==== Input material ====

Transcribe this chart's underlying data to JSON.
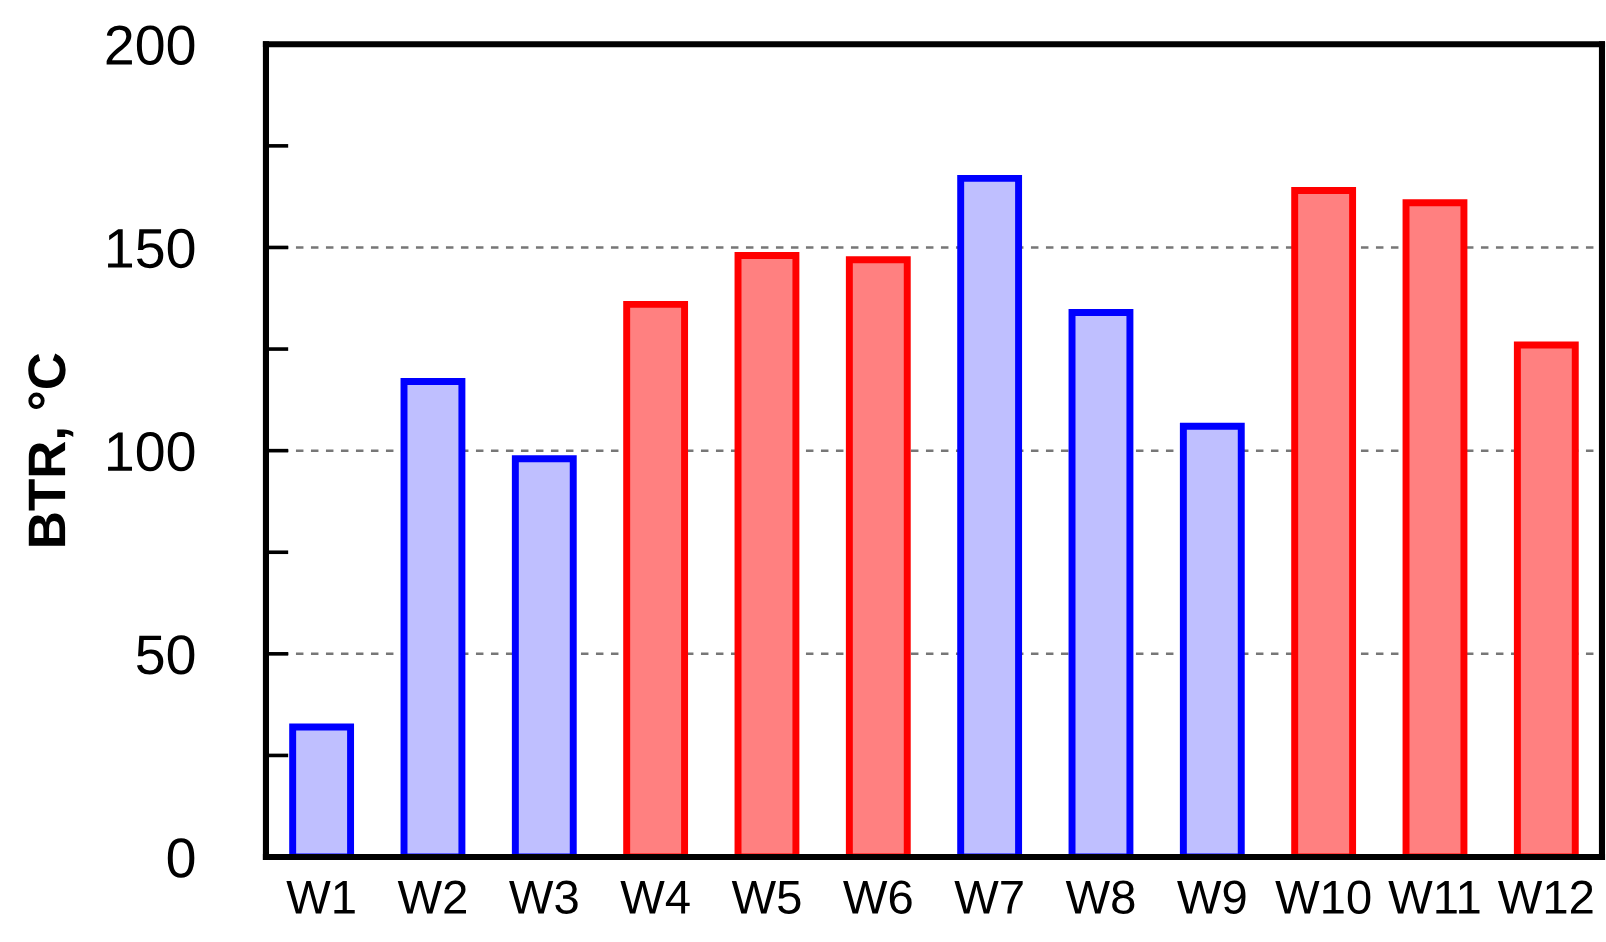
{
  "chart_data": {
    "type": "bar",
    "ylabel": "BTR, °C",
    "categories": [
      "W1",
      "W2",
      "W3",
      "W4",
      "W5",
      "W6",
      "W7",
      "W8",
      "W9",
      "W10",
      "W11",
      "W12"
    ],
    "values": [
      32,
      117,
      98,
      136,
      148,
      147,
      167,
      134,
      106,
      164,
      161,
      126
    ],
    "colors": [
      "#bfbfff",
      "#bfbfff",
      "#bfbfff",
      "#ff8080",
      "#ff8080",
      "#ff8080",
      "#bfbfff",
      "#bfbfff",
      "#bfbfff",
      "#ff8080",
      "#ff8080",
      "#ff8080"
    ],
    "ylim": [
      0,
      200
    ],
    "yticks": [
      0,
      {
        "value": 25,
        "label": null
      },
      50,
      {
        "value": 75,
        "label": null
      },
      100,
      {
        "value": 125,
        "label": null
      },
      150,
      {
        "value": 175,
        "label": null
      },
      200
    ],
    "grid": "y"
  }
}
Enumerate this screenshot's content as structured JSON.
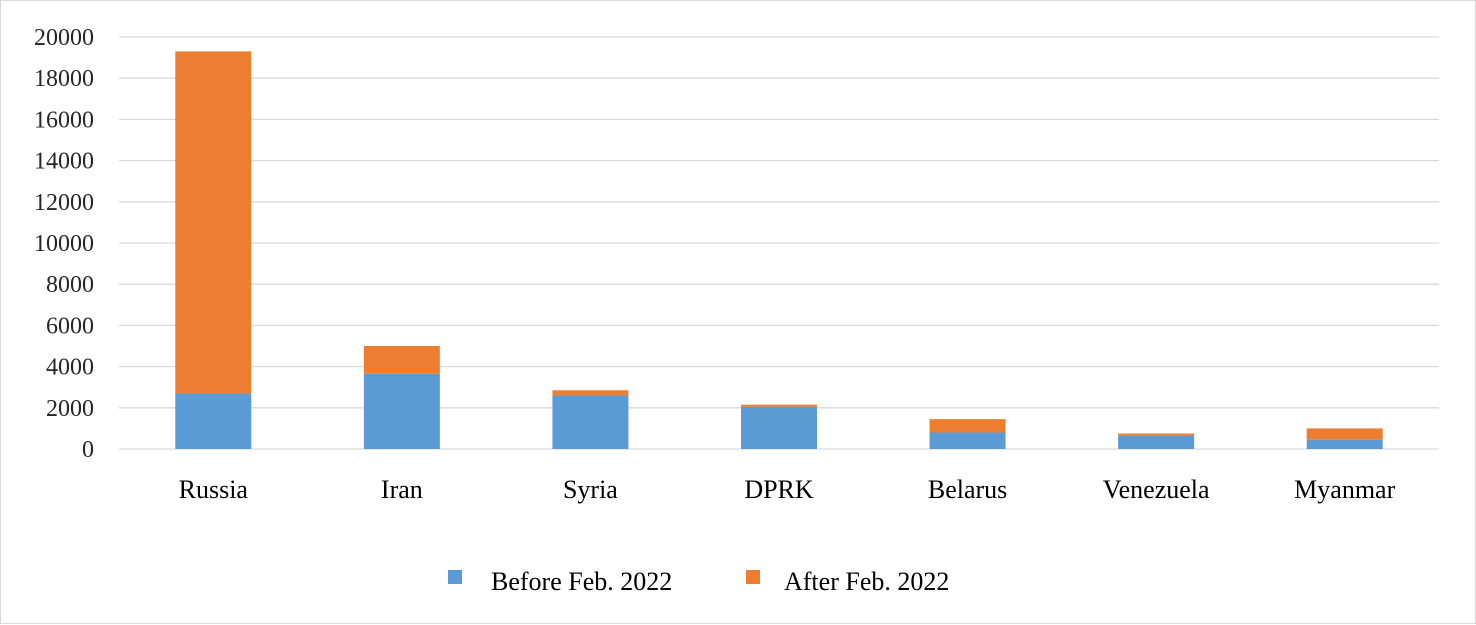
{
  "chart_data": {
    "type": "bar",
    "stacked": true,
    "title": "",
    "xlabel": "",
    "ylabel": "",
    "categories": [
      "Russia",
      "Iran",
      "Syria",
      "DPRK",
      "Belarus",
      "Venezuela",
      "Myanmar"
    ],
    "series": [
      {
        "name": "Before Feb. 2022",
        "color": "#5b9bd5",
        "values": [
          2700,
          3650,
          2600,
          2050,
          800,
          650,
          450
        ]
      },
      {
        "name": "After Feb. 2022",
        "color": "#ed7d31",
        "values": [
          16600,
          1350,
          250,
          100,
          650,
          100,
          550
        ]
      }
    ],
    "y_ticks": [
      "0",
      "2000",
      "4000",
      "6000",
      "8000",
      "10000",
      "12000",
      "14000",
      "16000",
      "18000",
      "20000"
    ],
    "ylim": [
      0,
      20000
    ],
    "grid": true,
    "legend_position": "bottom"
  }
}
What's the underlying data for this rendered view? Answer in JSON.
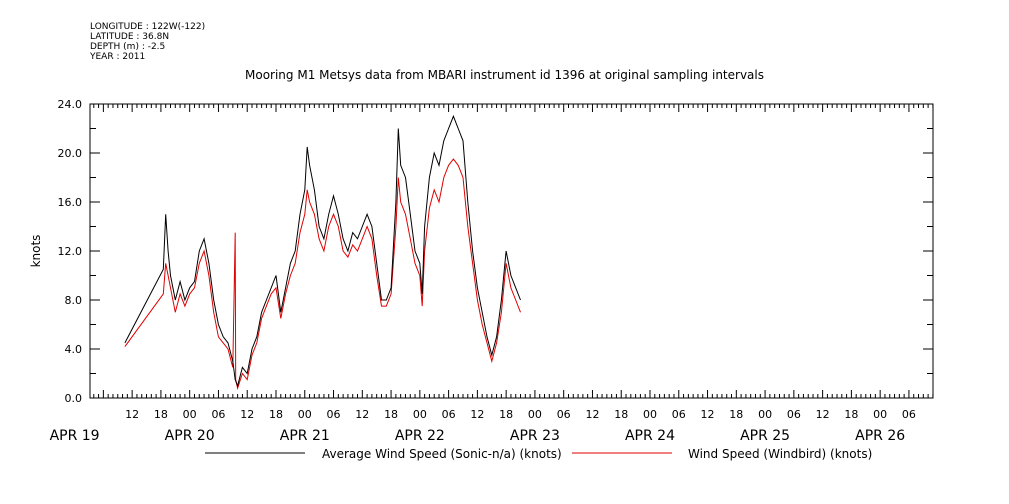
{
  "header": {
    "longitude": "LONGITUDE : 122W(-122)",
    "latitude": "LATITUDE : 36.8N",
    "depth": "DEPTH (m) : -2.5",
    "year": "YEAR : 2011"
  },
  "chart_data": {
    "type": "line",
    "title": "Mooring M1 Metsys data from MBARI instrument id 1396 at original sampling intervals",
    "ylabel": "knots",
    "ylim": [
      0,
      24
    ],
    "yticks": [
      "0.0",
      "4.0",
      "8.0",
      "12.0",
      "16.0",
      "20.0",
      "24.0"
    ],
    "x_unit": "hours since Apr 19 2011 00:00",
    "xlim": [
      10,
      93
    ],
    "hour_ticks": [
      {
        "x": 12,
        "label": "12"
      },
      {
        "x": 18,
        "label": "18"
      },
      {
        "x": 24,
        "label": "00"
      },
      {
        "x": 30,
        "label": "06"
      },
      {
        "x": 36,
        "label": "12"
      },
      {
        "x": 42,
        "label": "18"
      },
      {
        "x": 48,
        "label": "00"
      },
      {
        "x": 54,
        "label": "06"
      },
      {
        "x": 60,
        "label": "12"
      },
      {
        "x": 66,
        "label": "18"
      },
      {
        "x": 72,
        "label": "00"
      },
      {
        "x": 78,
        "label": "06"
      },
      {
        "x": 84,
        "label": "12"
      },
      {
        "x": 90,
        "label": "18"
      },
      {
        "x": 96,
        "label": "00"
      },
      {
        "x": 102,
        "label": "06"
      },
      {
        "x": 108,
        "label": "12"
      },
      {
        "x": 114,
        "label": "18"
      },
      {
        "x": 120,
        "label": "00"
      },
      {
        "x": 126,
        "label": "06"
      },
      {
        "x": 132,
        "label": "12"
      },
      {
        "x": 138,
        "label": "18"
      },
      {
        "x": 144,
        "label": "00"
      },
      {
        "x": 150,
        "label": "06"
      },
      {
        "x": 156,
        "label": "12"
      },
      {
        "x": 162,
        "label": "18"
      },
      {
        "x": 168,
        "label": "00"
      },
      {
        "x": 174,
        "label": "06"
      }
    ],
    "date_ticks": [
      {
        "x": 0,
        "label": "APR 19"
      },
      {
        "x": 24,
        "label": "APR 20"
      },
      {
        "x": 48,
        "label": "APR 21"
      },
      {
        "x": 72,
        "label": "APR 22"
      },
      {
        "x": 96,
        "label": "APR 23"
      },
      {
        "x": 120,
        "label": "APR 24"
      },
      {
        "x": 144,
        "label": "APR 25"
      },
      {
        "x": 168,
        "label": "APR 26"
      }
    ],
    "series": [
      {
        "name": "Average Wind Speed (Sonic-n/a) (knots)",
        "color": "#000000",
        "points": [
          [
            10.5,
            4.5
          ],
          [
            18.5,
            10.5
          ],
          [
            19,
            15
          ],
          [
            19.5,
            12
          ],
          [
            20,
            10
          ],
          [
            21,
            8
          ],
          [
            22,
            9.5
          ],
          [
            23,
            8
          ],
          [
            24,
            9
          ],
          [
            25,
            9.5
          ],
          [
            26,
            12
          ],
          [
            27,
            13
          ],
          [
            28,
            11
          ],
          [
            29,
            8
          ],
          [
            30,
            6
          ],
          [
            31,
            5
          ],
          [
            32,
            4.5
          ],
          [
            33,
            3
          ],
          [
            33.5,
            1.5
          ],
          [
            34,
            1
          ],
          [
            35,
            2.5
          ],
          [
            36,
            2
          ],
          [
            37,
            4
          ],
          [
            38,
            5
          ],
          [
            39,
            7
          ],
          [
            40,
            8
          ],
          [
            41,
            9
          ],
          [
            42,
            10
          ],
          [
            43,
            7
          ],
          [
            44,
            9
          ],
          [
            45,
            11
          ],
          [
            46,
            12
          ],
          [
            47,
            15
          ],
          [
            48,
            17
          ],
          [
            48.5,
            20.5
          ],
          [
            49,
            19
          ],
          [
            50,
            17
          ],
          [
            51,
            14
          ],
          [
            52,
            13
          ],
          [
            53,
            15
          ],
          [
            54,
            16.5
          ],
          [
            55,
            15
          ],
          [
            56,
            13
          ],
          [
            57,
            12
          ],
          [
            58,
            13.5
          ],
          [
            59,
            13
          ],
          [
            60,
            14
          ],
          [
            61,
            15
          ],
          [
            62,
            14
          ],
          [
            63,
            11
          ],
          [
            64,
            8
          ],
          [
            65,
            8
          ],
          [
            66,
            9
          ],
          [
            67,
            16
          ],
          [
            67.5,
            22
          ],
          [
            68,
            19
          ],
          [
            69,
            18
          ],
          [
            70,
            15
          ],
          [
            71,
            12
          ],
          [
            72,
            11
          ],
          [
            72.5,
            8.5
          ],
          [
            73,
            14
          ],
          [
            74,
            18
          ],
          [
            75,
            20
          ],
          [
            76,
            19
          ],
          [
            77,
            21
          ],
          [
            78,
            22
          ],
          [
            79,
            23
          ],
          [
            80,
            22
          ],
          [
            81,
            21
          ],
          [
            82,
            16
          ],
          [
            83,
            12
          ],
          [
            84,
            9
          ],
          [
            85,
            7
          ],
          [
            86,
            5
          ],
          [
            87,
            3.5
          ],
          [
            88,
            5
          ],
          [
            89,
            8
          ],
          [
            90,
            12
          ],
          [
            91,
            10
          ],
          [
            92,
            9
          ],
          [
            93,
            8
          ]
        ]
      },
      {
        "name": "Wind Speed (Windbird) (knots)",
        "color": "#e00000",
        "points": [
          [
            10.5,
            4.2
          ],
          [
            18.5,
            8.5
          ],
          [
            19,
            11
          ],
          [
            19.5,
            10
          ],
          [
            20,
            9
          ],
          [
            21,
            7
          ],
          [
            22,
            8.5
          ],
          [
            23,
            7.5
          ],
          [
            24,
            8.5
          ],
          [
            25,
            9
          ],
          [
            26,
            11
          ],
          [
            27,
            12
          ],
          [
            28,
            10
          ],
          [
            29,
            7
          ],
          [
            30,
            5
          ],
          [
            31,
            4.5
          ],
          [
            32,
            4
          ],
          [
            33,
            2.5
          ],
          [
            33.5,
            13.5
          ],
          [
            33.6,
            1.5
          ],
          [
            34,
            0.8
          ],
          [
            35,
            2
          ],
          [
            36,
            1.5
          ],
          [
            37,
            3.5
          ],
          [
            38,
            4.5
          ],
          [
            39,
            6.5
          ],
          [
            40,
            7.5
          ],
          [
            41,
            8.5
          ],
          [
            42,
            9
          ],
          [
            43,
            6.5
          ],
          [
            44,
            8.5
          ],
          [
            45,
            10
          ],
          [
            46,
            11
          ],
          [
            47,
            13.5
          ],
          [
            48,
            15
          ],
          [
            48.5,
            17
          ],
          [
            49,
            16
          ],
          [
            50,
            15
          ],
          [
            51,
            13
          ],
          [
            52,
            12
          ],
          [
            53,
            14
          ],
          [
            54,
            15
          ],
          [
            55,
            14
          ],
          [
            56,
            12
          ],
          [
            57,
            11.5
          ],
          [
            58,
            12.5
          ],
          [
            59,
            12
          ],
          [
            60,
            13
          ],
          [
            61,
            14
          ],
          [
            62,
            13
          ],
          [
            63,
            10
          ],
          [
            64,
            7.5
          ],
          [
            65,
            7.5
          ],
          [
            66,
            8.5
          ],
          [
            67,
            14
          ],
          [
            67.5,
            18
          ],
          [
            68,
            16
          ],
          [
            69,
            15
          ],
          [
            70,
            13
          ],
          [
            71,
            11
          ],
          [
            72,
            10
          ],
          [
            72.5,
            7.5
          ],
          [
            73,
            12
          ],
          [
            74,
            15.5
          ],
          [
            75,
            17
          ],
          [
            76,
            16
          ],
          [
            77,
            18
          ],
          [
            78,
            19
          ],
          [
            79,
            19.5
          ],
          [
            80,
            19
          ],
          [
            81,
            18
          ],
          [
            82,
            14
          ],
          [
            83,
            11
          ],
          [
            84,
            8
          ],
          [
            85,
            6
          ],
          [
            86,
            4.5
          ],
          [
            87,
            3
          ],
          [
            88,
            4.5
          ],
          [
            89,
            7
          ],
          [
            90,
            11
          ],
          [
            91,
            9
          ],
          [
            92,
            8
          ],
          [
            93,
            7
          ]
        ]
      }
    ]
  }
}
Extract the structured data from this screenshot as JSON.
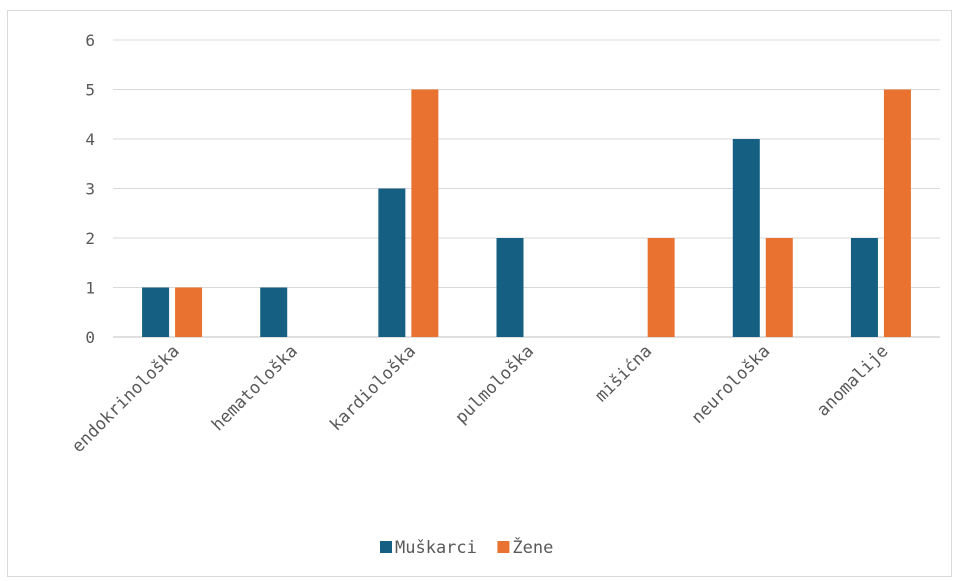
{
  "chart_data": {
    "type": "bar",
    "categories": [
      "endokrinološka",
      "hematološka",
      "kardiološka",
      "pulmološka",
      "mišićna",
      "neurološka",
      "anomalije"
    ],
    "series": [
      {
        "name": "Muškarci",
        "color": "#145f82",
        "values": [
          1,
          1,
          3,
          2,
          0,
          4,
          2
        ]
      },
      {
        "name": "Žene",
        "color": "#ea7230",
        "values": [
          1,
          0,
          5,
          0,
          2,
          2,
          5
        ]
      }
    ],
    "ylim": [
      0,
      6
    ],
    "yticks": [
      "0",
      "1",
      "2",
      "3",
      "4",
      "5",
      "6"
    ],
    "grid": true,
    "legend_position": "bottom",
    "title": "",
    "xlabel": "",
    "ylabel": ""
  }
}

====

**Problem to work on**
Determine how many of the lines above hold the word "ylabel", and output that number by itself.

**Output**
4